Check each line of the listing, and copy it if it contains the word "does".

________________

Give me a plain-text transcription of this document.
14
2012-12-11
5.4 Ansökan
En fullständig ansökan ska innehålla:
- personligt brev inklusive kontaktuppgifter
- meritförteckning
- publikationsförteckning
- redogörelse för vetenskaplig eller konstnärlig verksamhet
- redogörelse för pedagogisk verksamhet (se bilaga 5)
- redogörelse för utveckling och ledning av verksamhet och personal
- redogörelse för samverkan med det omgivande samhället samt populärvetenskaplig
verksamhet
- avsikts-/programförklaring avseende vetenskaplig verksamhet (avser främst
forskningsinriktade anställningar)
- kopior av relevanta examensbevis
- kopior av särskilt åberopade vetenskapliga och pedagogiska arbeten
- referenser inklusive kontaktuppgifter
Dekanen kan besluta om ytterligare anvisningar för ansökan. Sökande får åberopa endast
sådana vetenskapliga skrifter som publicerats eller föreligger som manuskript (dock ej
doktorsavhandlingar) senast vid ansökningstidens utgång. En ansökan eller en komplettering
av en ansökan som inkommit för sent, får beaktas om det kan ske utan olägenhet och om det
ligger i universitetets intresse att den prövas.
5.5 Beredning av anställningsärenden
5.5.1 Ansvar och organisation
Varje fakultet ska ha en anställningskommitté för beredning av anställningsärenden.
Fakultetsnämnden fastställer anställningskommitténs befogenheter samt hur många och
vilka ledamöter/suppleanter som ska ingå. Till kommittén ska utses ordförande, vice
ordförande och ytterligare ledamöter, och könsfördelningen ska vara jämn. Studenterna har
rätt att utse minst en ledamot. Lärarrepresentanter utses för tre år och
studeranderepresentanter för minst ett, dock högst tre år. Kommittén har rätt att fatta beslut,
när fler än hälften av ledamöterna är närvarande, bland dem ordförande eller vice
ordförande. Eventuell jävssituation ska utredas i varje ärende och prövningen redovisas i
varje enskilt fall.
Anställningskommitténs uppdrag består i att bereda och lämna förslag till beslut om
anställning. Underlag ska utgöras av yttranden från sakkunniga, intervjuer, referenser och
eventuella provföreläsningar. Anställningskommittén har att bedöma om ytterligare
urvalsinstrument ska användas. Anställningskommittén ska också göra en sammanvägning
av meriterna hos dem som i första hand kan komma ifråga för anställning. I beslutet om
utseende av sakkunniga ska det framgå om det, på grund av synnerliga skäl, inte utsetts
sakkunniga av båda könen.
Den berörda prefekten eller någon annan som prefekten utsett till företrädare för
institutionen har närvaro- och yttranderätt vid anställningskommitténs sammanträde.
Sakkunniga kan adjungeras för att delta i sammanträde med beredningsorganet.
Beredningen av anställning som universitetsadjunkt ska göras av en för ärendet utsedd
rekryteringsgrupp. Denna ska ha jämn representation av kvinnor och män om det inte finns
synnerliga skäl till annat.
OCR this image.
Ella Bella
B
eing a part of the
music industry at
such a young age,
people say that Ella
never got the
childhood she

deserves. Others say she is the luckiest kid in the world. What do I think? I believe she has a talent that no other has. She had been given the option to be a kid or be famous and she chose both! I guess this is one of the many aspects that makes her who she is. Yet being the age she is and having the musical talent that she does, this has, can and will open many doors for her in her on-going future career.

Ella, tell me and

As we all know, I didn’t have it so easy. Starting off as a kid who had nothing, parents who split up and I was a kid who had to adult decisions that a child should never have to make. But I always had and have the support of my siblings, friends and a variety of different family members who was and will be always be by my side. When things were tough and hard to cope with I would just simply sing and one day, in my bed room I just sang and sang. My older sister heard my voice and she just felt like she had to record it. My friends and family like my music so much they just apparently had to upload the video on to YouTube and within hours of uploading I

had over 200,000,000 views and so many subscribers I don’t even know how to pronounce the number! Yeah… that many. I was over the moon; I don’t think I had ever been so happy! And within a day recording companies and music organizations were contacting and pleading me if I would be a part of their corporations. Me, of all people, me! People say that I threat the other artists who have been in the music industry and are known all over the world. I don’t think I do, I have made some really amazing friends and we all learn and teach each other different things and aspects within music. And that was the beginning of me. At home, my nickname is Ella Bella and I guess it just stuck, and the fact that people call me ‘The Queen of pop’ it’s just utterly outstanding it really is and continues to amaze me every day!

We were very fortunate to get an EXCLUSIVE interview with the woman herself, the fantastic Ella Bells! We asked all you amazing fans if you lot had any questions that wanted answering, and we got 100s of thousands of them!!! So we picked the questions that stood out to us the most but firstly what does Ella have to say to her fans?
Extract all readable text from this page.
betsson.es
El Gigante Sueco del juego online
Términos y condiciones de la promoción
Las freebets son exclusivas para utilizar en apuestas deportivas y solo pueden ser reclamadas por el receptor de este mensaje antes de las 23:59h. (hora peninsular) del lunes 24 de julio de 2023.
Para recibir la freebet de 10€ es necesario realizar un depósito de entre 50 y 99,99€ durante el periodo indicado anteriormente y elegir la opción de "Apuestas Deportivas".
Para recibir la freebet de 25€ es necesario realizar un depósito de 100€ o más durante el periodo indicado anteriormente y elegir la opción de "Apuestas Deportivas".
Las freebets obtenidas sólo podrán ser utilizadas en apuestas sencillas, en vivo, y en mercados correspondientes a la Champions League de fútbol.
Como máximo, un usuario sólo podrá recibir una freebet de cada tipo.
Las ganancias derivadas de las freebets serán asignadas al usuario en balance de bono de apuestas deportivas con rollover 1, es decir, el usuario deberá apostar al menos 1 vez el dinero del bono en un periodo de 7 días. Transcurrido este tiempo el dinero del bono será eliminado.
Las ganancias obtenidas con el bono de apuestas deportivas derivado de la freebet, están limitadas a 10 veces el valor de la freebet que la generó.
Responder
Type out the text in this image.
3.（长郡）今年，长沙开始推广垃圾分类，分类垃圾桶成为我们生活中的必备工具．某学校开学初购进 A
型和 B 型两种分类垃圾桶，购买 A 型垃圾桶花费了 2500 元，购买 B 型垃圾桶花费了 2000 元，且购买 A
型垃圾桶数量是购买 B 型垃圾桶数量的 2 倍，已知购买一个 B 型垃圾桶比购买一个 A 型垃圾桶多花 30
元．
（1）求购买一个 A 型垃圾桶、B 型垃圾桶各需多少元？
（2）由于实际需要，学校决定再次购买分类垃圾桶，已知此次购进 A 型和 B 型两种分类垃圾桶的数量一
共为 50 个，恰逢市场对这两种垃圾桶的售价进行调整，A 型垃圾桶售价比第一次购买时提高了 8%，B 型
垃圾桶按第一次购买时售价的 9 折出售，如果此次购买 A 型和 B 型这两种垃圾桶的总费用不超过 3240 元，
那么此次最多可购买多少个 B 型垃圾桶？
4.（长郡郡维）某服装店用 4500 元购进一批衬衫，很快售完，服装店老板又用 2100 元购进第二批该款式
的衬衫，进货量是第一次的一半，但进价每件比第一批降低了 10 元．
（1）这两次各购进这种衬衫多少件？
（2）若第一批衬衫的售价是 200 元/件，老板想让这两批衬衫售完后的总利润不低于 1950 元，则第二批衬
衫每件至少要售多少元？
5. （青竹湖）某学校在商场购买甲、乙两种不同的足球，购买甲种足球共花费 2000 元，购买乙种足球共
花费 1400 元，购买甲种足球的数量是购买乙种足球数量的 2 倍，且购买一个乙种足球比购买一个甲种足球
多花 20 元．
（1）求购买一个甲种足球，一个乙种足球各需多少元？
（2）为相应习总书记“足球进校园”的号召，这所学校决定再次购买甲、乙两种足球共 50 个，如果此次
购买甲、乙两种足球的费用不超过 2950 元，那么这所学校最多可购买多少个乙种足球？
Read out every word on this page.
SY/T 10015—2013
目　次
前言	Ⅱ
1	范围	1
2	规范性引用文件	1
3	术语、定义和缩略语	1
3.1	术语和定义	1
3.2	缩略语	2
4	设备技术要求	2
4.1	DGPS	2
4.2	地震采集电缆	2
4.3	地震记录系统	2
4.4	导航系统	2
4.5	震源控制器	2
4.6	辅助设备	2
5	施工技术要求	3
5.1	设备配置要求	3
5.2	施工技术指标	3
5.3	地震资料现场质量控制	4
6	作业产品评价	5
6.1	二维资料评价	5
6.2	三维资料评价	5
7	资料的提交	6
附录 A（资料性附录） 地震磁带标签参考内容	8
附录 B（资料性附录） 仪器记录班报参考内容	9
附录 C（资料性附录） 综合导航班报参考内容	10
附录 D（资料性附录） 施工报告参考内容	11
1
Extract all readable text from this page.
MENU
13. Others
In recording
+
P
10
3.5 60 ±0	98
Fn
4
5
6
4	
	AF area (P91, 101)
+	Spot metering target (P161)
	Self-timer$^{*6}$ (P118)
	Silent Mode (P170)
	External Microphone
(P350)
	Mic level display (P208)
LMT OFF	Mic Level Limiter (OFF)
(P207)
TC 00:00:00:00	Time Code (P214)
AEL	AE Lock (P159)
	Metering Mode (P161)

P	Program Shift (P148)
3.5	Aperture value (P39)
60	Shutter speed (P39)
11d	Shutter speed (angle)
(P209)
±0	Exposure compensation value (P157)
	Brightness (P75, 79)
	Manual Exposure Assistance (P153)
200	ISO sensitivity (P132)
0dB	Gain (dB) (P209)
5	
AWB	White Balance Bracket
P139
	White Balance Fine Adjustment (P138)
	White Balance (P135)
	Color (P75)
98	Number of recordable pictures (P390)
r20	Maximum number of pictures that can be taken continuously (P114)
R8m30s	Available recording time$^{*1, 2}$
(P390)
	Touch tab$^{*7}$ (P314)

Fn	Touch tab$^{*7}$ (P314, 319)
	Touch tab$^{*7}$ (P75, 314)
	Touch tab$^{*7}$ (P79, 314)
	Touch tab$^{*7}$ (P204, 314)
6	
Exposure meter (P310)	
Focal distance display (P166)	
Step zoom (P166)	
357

________________

Written answer
deserves. Others say she is the luckiest kid in the world. What do I think? I believe she has a talent that no other has. She had been given the option to be a kid or be famous and she chose both! I guess this is one of the many aspects that makes her who she is. Yet being the age she is and having the musical talent that she does, this has, can and will open many doors for her in her on-going future career.
We were very fortunate to get an EXCLUSIVE interview with the woman herself, the fantastic Ella Bells! We asked all you amazing fans if you lot had any questions that wanted answering, and we got 100s of thousands of them!!! So we picked the questions that stood out to us the most but firstly what does Ella have to say to her fans?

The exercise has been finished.